WHAT IS BEING ASKED:
Copy every line of the records below that holds the word "HeartRate".
— Start of DATASET CONTENT —
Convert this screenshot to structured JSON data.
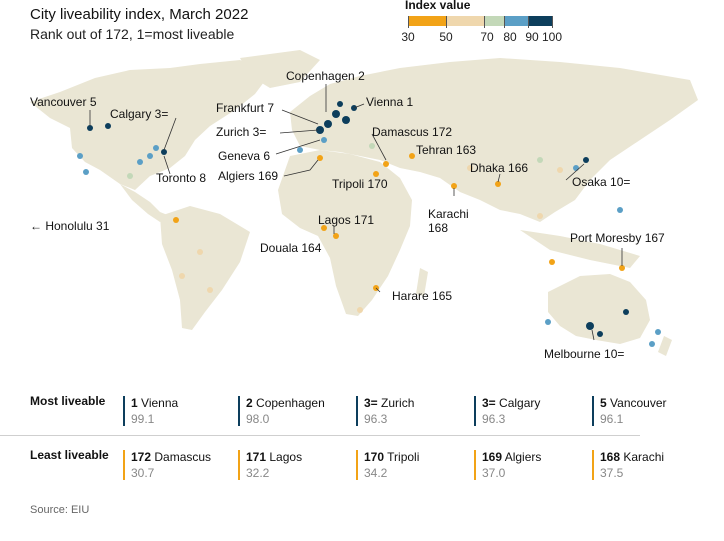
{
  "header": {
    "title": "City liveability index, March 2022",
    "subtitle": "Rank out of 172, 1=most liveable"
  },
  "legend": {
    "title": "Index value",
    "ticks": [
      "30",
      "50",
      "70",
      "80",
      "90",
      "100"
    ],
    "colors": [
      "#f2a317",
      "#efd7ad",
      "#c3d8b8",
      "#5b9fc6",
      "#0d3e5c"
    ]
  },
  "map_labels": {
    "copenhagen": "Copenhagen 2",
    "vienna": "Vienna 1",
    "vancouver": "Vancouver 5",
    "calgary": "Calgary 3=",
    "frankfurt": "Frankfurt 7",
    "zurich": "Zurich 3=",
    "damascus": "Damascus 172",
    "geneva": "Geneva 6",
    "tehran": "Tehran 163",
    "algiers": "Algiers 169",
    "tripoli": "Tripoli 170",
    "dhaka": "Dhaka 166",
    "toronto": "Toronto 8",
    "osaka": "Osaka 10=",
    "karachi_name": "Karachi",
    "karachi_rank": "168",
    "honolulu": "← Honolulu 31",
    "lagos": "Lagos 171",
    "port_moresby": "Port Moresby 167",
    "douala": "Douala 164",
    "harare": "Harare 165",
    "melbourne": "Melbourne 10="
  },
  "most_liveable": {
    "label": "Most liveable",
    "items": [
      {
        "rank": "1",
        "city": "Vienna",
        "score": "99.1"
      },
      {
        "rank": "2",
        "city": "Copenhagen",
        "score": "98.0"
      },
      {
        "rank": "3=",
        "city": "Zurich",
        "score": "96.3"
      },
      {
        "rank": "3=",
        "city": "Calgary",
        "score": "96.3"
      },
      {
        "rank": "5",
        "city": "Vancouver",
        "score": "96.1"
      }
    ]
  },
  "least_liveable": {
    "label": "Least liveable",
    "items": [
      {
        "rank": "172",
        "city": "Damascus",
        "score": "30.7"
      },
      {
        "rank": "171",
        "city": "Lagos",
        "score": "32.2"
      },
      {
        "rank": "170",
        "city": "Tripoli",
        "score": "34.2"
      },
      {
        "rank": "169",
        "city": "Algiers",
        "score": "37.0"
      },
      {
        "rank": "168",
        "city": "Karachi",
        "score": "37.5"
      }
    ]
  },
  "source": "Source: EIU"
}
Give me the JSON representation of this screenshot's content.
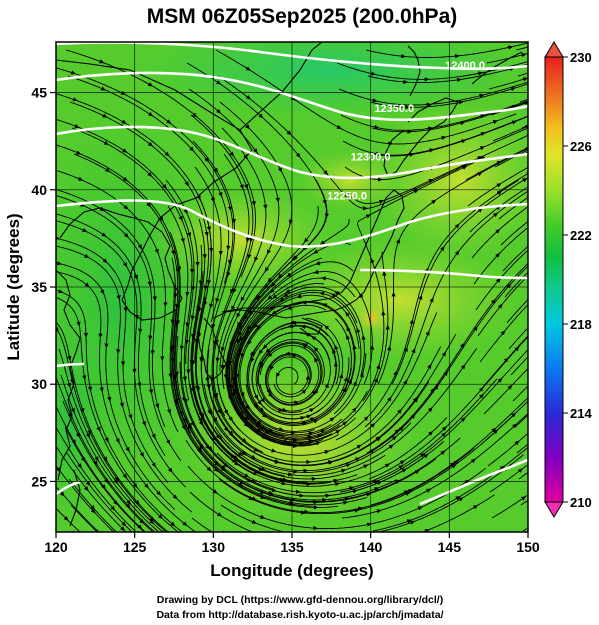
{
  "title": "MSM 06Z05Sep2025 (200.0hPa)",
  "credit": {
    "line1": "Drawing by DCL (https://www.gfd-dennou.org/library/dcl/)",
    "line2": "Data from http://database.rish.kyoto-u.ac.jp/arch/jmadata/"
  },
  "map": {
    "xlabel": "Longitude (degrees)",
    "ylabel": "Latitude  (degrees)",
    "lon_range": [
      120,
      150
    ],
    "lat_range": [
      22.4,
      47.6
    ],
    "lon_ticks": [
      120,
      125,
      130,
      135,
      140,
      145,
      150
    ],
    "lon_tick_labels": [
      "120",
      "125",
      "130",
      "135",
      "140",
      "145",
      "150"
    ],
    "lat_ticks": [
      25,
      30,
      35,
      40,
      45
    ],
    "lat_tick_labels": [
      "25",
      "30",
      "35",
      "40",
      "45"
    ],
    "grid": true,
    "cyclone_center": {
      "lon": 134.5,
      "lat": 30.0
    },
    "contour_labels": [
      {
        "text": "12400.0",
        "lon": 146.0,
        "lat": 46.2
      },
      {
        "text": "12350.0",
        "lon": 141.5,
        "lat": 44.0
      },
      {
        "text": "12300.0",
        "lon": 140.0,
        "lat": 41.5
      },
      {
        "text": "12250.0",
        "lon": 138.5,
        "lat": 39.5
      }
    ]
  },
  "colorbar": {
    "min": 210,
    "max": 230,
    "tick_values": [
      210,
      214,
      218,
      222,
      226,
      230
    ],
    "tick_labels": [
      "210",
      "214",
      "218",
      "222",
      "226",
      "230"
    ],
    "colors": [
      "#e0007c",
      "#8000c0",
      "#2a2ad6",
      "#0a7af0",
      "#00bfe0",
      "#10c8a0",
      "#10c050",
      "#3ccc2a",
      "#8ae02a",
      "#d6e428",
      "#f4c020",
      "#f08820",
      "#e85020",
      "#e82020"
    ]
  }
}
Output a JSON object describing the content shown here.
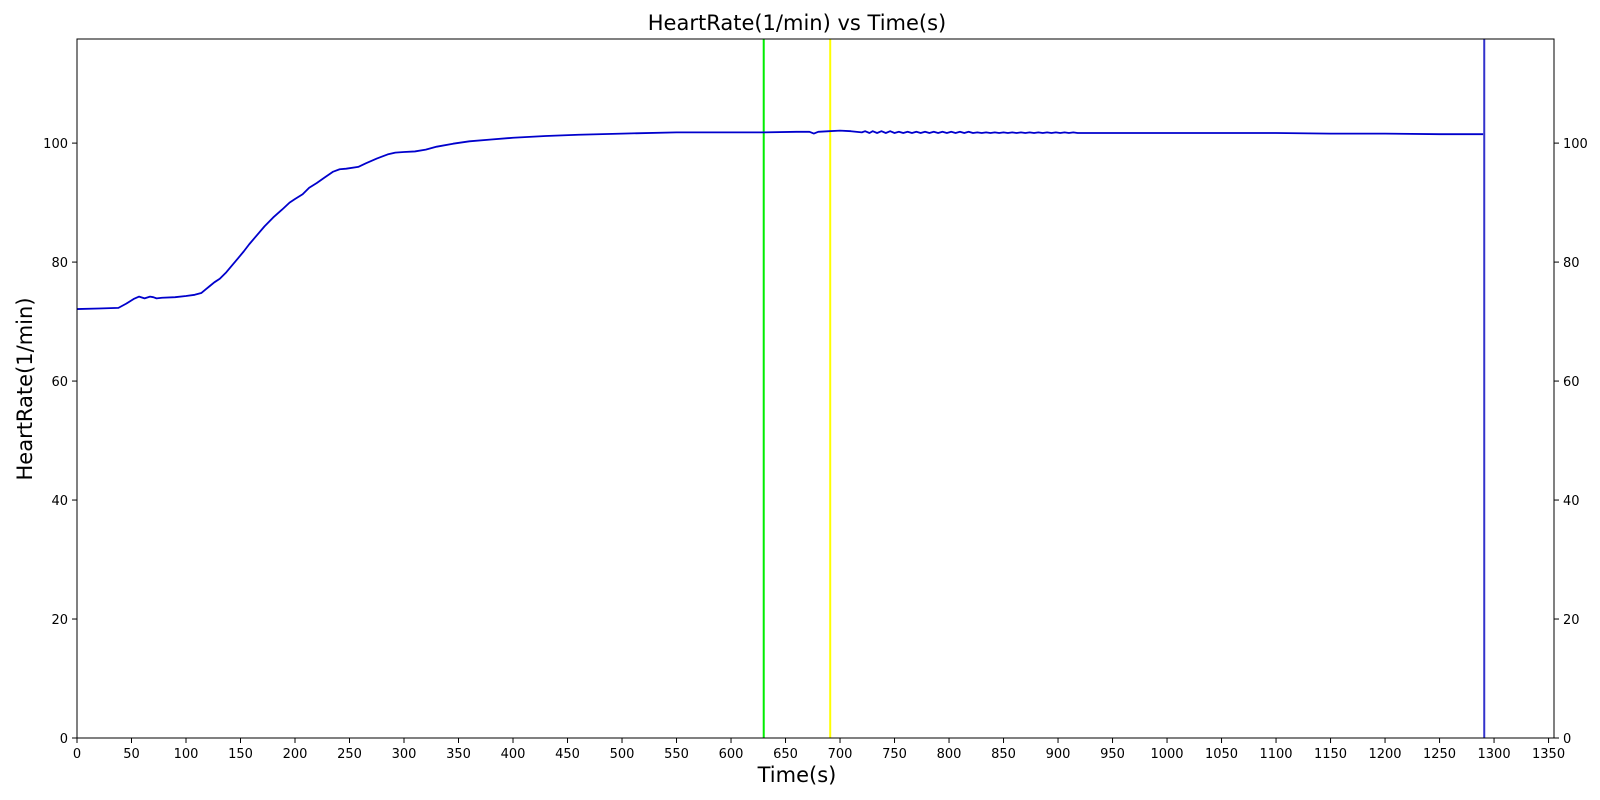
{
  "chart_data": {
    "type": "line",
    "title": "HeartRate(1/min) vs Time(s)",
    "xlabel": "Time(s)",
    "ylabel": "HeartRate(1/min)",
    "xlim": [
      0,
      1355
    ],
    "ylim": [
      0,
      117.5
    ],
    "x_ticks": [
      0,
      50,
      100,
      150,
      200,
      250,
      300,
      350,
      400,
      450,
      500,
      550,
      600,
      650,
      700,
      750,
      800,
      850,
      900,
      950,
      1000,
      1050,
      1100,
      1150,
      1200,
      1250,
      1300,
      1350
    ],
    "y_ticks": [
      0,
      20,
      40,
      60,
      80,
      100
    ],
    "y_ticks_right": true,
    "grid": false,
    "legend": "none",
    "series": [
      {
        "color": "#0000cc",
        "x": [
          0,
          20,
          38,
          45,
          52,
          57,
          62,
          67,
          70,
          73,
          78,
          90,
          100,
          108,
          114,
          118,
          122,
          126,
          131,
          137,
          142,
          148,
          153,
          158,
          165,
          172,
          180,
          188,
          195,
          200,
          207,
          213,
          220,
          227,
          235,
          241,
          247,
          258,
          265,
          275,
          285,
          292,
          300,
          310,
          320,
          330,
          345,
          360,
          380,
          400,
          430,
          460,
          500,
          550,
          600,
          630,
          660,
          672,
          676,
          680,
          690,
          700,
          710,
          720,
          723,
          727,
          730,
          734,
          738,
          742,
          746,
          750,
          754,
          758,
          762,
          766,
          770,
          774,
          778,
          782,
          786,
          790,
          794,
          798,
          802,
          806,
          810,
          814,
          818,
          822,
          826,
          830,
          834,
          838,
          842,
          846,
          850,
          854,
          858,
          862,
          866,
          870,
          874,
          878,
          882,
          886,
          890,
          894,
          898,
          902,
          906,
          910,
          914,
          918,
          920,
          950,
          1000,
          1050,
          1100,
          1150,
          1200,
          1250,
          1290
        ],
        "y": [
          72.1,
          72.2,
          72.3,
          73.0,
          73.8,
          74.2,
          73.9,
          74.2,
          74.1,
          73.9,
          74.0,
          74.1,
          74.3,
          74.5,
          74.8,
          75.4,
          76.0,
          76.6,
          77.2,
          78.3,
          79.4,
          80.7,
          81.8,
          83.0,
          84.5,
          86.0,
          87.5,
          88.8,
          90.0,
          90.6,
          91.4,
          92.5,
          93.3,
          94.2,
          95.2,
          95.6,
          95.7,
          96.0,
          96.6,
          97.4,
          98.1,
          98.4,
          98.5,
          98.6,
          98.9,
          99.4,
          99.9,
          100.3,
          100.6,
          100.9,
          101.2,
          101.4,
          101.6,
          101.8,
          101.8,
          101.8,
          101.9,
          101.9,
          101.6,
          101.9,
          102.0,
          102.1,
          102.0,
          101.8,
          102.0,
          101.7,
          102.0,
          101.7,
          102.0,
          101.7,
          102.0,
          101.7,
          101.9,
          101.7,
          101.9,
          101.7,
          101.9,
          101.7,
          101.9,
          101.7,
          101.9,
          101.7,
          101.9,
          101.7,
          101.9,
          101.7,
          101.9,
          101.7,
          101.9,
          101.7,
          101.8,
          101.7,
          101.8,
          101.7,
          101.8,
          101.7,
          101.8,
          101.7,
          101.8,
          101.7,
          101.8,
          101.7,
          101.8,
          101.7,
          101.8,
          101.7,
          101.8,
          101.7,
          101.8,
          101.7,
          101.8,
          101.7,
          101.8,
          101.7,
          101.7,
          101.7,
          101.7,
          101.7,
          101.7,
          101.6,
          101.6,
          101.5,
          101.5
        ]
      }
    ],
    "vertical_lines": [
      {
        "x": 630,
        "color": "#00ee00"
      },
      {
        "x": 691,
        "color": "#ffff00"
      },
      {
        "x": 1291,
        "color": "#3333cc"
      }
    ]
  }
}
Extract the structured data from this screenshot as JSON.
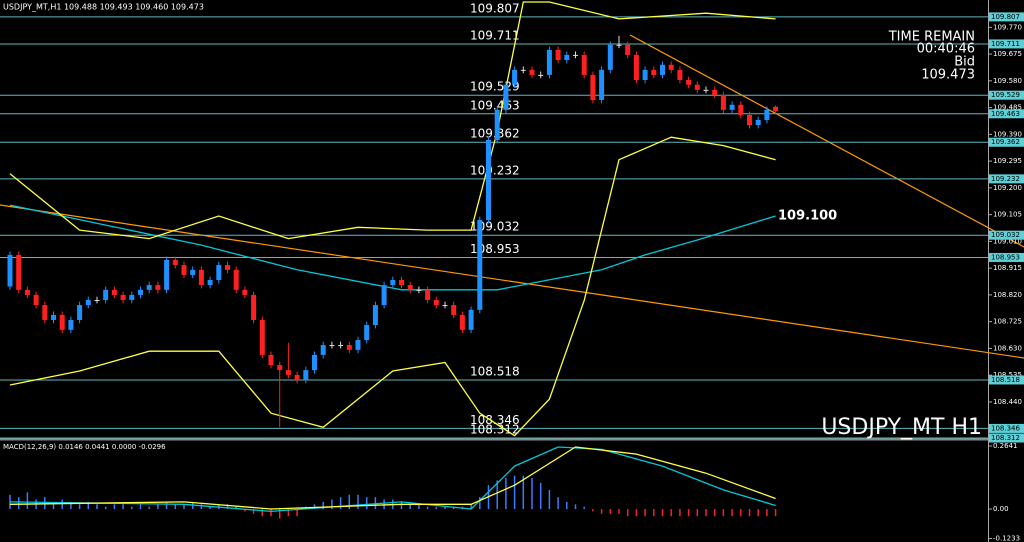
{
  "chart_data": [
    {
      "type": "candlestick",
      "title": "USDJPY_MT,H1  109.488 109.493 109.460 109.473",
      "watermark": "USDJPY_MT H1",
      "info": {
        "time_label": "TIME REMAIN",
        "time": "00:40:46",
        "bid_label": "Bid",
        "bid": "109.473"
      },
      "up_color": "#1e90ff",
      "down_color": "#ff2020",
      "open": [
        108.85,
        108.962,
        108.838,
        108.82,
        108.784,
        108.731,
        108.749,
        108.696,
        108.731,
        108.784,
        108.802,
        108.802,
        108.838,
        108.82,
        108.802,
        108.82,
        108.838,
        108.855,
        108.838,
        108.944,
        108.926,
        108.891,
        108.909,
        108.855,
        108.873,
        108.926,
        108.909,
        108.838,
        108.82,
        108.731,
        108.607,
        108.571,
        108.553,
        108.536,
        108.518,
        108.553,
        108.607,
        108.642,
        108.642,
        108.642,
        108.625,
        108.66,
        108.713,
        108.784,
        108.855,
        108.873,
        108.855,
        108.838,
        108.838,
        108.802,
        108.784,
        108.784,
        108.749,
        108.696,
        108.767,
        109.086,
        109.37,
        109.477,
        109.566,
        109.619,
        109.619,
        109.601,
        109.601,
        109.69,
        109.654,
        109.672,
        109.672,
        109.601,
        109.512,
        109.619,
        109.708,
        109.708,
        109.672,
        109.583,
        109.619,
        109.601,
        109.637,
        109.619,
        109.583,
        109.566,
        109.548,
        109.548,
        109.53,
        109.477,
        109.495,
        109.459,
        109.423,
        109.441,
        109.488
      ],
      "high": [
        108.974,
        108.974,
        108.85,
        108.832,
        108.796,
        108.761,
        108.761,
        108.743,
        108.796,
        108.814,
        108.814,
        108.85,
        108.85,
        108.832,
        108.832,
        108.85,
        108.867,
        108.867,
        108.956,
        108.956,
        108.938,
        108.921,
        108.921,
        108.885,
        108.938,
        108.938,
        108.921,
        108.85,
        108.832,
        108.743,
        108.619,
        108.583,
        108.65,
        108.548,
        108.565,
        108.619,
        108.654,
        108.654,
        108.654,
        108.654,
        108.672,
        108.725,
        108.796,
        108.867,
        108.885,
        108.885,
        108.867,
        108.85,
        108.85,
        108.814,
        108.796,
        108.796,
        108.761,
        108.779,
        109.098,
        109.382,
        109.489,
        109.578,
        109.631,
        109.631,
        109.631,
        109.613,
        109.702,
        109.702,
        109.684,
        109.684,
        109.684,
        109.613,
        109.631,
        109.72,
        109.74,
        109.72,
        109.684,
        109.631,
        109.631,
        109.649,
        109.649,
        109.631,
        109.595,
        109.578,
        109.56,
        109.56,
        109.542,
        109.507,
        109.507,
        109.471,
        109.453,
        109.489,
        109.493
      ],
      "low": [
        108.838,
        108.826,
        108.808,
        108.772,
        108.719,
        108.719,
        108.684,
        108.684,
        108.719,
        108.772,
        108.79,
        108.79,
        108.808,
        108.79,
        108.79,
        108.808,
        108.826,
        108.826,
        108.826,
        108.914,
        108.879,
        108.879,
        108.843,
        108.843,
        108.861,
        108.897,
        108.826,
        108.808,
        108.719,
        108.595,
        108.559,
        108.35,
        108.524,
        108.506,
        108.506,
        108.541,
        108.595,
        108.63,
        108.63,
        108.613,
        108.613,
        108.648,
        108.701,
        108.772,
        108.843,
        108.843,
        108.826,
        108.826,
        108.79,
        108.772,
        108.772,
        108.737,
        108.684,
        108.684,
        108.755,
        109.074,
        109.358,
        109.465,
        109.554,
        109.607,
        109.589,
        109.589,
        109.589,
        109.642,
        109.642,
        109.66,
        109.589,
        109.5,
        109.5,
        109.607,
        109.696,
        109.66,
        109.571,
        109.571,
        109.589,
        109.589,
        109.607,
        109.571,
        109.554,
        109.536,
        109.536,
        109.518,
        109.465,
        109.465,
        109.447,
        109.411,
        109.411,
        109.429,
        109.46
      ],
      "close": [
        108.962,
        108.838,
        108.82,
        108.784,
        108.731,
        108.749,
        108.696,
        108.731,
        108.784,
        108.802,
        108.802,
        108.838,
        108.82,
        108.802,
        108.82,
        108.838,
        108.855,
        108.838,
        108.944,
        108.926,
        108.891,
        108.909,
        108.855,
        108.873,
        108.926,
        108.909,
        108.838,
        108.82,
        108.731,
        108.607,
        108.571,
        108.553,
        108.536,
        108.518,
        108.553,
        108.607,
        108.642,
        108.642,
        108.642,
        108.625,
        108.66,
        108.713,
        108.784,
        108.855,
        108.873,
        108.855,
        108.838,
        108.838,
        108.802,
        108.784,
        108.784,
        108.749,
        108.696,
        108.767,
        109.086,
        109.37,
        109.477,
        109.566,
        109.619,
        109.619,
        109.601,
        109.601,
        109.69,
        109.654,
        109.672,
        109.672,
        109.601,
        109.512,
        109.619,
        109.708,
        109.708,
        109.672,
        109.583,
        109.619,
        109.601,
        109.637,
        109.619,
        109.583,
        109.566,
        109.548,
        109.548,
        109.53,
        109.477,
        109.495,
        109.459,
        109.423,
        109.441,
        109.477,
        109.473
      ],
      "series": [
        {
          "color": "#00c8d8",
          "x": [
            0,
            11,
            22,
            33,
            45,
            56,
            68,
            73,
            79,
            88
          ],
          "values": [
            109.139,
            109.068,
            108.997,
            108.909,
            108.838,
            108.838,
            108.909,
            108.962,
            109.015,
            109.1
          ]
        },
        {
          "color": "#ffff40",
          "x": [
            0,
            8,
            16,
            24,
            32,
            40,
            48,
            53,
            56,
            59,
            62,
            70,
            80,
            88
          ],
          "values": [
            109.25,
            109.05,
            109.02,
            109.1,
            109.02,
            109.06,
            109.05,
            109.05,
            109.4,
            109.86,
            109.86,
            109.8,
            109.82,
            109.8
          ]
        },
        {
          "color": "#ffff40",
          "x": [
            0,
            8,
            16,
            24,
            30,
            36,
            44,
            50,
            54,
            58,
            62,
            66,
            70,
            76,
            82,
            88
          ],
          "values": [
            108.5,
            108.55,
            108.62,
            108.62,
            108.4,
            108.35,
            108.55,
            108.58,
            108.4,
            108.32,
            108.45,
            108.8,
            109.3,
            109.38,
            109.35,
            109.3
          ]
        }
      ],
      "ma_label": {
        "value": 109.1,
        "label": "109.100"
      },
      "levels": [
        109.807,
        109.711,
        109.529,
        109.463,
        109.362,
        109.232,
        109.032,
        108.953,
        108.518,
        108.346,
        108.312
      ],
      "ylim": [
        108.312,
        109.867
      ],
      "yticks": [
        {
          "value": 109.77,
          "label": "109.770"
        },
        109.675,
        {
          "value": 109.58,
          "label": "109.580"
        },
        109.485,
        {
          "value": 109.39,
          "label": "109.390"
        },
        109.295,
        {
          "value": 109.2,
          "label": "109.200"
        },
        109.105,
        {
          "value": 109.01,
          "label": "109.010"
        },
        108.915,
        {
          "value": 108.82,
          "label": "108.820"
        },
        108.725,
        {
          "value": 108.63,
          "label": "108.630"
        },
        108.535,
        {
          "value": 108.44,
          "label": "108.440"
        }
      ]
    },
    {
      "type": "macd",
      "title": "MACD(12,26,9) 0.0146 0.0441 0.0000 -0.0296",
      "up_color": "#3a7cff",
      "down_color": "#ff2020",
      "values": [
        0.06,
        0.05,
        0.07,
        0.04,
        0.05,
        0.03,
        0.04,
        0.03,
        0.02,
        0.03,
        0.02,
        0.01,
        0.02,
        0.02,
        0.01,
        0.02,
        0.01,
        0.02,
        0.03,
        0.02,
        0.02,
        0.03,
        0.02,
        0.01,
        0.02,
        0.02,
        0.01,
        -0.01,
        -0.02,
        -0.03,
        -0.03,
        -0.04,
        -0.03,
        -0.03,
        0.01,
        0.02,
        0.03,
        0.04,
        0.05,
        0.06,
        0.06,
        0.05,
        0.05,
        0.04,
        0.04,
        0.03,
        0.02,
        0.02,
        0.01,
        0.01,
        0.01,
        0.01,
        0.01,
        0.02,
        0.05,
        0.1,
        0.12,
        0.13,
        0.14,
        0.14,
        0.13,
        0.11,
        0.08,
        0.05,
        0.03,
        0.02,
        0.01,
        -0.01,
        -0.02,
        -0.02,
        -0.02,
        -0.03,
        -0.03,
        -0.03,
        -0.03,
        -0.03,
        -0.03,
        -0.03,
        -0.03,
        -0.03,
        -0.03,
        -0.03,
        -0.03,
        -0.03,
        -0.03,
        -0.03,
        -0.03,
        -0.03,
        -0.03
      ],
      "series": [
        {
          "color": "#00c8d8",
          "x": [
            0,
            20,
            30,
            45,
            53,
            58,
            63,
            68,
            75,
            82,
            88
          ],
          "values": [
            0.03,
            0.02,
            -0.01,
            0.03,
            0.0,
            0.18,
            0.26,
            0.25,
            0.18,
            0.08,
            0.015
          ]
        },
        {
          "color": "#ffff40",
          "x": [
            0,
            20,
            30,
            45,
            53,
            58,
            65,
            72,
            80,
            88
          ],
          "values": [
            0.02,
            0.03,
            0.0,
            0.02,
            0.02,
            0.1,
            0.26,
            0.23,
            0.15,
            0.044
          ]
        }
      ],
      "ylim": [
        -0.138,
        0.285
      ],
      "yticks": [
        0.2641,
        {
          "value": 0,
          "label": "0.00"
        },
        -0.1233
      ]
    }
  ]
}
— End of DATASET CONTENT —
TASK OUTPUT:
    "title": "HeartRate(1/min) vs Time(s)",
    "ylabel": "HeartRate(1/min)",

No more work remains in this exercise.